» SUPPLIED MATERIAL:
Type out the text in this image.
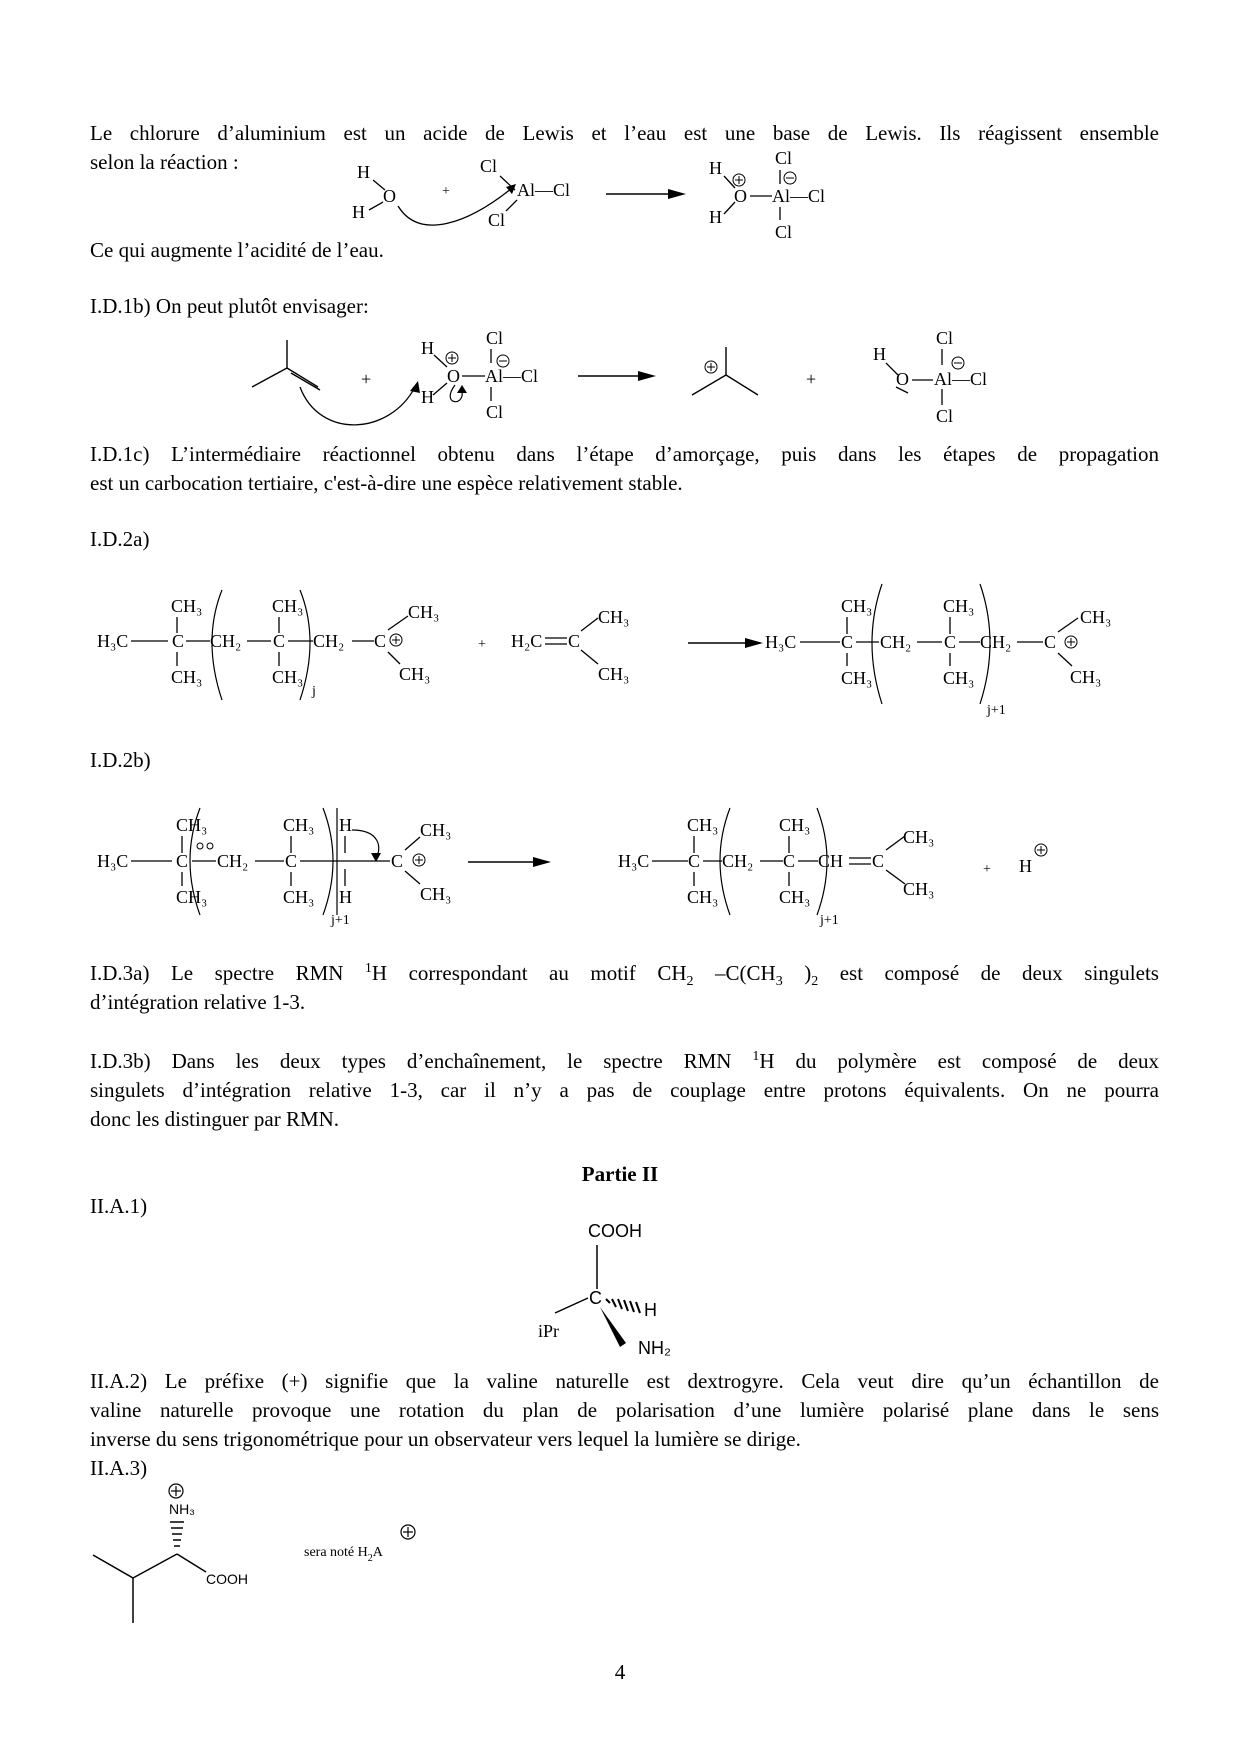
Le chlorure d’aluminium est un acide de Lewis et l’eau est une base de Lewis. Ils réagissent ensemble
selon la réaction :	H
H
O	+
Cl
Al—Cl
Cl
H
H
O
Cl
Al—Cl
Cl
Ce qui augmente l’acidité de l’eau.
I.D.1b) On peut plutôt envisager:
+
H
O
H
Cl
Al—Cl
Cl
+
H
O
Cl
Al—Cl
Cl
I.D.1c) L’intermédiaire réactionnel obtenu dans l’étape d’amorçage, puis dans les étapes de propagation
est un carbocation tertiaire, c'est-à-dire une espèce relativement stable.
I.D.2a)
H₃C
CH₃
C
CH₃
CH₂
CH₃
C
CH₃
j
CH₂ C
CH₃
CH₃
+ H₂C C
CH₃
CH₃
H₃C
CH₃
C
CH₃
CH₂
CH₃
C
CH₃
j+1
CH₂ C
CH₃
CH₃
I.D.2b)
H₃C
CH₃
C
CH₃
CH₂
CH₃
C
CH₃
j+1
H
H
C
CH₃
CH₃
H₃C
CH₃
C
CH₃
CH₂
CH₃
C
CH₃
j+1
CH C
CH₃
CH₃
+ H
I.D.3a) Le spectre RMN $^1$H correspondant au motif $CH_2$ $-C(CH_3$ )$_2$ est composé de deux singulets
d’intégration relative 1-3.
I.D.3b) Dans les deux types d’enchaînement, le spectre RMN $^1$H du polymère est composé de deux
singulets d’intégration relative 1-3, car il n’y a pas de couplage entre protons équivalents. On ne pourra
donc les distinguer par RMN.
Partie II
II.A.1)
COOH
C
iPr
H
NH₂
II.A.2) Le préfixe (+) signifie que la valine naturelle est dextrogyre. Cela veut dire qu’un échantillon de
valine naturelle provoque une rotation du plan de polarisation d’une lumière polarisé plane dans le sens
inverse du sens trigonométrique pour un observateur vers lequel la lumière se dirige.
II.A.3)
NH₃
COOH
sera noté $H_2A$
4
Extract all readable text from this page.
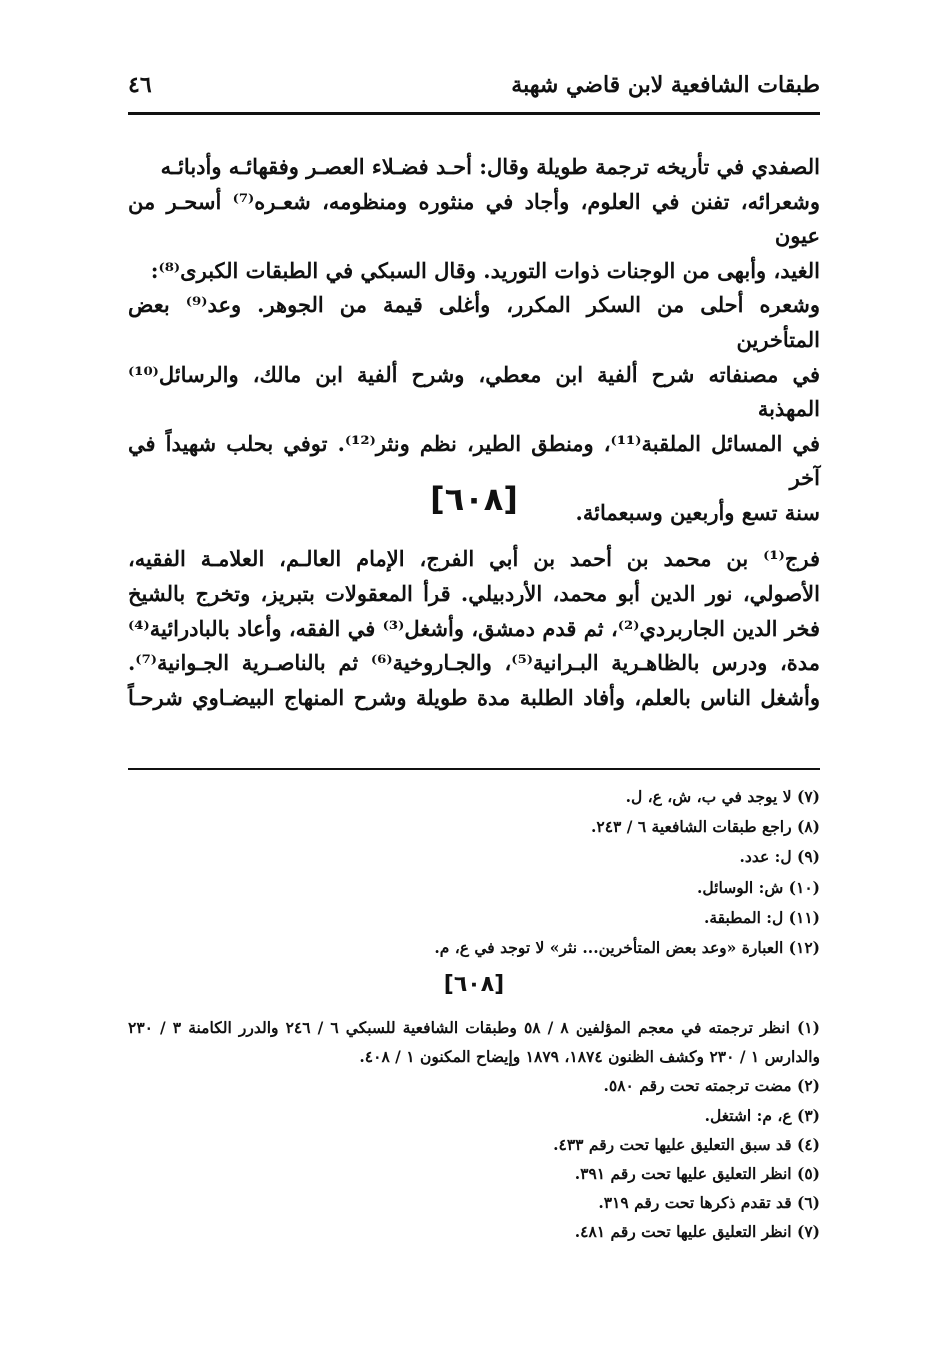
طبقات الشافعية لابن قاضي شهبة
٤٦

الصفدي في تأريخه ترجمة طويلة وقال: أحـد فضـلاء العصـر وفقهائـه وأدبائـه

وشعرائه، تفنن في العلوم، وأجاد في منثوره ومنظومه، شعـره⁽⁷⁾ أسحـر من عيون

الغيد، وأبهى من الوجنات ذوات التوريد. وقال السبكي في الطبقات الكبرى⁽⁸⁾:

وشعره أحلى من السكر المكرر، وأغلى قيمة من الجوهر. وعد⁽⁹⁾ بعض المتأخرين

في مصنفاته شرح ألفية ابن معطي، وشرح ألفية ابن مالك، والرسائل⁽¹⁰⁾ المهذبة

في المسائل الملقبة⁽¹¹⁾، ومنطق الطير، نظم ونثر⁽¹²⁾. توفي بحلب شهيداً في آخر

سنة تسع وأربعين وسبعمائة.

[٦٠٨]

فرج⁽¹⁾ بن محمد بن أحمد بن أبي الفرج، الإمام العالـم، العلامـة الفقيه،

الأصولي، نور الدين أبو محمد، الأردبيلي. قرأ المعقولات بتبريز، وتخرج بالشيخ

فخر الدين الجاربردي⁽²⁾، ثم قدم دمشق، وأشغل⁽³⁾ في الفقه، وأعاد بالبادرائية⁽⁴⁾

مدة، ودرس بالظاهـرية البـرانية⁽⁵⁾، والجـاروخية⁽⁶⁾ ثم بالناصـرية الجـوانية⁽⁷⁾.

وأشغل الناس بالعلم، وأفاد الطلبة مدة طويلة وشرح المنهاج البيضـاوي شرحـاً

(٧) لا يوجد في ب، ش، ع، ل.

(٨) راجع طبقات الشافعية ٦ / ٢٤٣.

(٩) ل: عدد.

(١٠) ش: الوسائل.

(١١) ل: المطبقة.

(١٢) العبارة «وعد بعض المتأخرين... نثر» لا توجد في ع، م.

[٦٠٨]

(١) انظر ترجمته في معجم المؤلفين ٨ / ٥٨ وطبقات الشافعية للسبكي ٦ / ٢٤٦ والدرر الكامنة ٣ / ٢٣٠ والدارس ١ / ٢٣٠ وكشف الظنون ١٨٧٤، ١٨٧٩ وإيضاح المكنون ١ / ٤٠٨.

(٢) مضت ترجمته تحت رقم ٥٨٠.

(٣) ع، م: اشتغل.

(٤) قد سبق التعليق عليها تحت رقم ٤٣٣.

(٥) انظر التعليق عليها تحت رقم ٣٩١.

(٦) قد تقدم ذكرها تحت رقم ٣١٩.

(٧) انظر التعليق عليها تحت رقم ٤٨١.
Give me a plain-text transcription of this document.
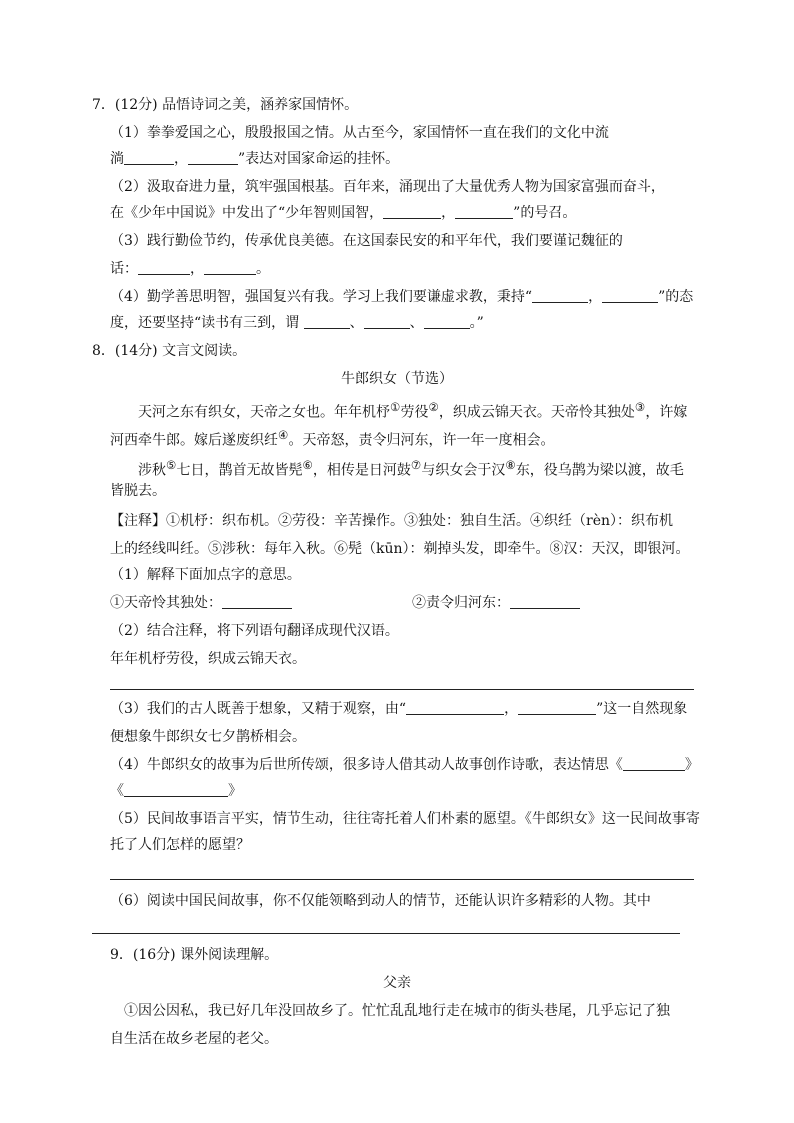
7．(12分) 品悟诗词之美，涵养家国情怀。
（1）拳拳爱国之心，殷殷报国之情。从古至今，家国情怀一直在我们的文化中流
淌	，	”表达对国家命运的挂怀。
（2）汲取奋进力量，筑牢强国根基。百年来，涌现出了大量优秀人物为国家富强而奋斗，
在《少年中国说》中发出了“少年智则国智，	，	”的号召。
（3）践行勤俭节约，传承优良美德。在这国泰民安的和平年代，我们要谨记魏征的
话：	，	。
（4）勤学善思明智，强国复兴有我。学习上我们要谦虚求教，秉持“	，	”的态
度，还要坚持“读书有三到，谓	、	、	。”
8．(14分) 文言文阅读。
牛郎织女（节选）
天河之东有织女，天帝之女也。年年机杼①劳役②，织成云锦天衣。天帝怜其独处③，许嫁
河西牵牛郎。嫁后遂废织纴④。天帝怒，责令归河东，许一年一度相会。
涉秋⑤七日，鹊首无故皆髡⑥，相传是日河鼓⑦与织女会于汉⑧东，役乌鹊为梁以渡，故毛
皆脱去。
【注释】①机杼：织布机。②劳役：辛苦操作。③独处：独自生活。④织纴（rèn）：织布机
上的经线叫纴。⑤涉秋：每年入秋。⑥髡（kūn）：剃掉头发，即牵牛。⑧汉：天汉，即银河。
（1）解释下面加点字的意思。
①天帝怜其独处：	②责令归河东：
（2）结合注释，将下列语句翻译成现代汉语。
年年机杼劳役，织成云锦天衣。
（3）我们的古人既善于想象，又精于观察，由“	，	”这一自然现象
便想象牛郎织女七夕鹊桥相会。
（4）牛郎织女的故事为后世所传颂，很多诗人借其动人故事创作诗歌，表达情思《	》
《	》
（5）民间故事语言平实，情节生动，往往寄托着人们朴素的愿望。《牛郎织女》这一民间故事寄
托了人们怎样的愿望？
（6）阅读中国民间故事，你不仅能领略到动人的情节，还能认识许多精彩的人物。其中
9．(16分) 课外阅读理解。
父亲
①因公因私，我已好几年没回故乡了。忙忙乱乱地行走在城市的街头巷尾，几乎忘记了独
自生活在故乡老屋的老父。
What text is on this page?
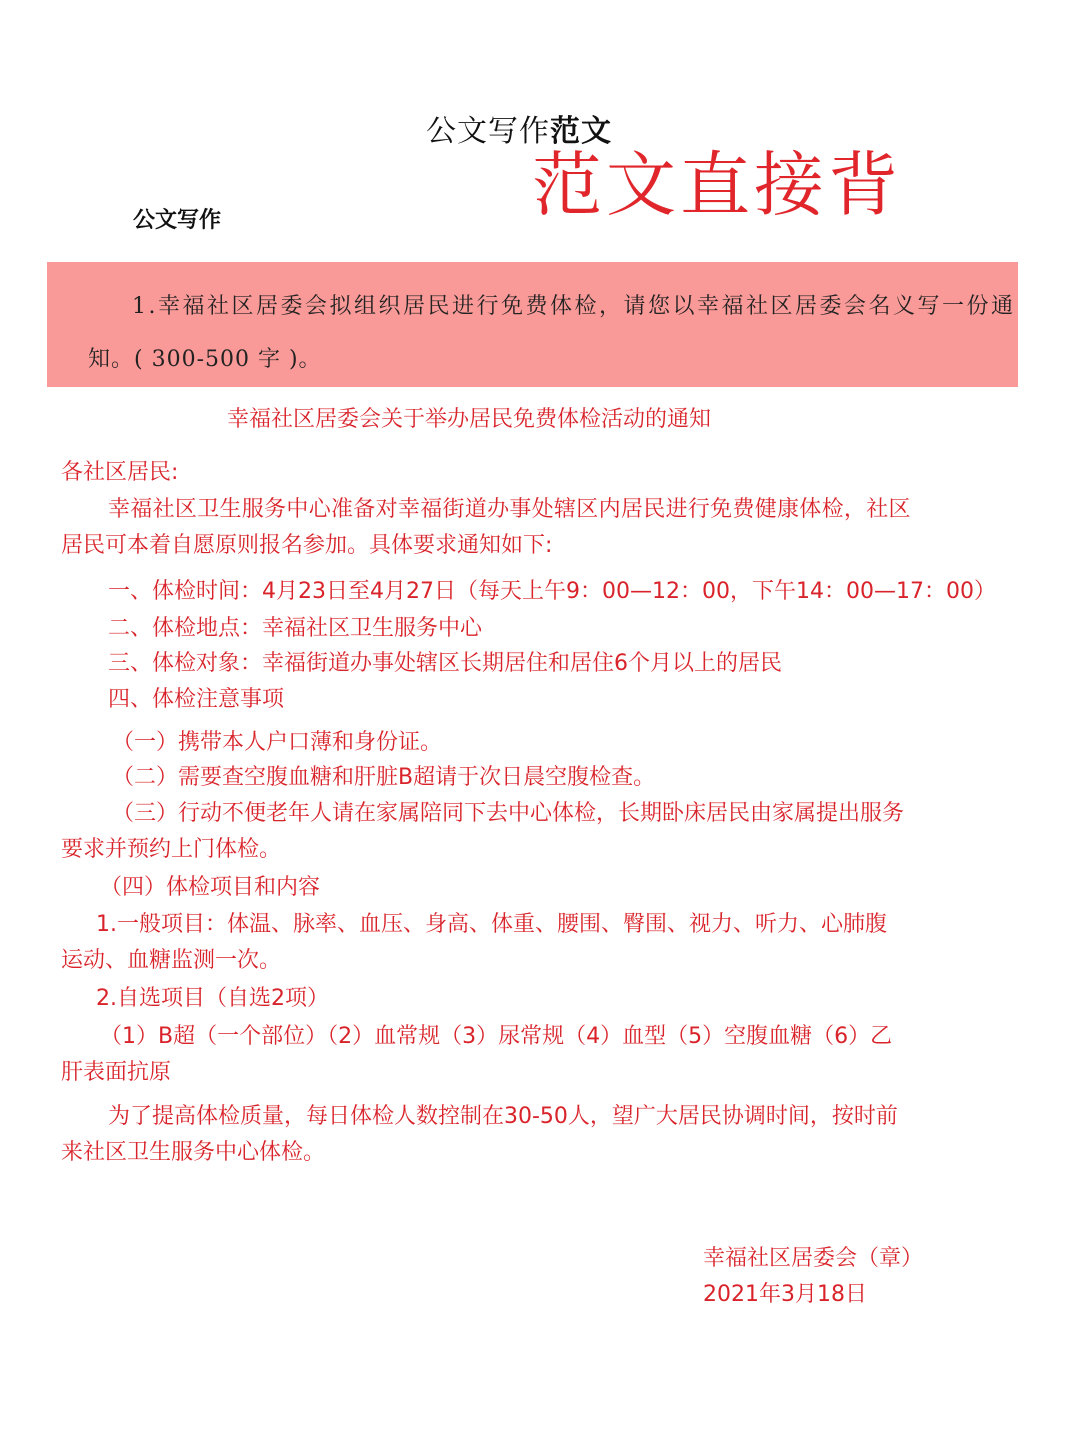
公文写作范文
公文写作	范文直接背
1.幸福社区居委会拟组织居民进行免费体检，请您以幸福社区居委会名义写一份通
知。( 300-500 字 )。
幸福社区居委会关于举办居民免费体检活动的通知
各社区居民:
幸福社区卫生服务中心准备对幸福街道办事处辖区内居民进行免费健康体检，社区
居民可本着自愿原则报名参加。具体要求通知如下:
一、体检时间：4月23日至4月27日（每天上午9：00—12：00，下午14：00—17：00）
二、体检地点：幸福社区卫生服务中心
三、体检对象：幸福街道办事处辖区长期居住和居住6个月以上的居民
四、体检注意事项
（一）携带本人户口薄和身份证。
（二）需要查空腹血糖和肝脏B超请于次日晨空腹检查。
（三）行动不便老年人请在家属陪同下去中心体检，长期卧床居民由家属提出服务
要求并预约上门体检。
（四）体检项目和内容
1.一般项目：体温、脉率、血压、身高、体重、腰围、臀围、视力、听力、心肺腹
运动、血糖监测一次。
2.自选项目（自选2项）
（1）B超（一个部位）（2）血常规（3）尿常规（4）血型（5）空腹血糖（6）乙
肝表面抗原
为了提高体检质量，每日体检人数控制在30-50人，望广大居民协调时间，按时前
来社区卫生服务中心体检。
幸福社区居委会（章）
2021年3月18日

» CHALLENGE: Repeat only the lines from the line with "What text is on this page?" to the end of the entries, including both the first and the last line, and drop every picture.

» RESULT:
What text is on this page?
公文写作范文
公文写作	范文直接背
1.幸福社区居委会拟组织居民进行免费体检，请您以幸福社区居委会名义写一份通
知。( 300-500 字 )。
幸福社区居委会关于举办居民免费体检活动的通知
各社区居民:
幸福社区卫生服务中心准备对幸福街道办事处辖区内居民进行免费健康体检，社区
居民可本着自愿原则报名参加。具体要求通知如下:
一、体检时间：4月23日至4月27日（每天上午9：00—12：00，下午14：00—17：00）
二、体检地点：幸福社区卫生服务中心
三、体检对象：幸福街道办事处辖区长期居住和居住6个月以上的居民
四、体检注意事项
（一）携带本人户口薄和身份证。
（二）需要查空腹血糖和肝脏B超请于次日晨空腹检查。
（三）行动不便老年人请在家属陪同下去中心体检，长期卧床居民由家属提出服务
要求并预约上门体检。
（四）体检项目和内容
1.一般项目：体温、脉率、血压、身高、体重、腰围、臀围、视力、听力、心肺腹
运动、血糖监测一次。
2.自选项目（自选2项）
（1）B超（一个部位）（2）血常规（3）尿常规（4）血型（5）空腹血糖（6）乙
肝表面抗原
为了提高体检质量，每日体检人数控制在30-50人，望广大居民协调时间，按时前
来社区卫生服务中心体检。
幸福社区居委会（章）
2021年3月18日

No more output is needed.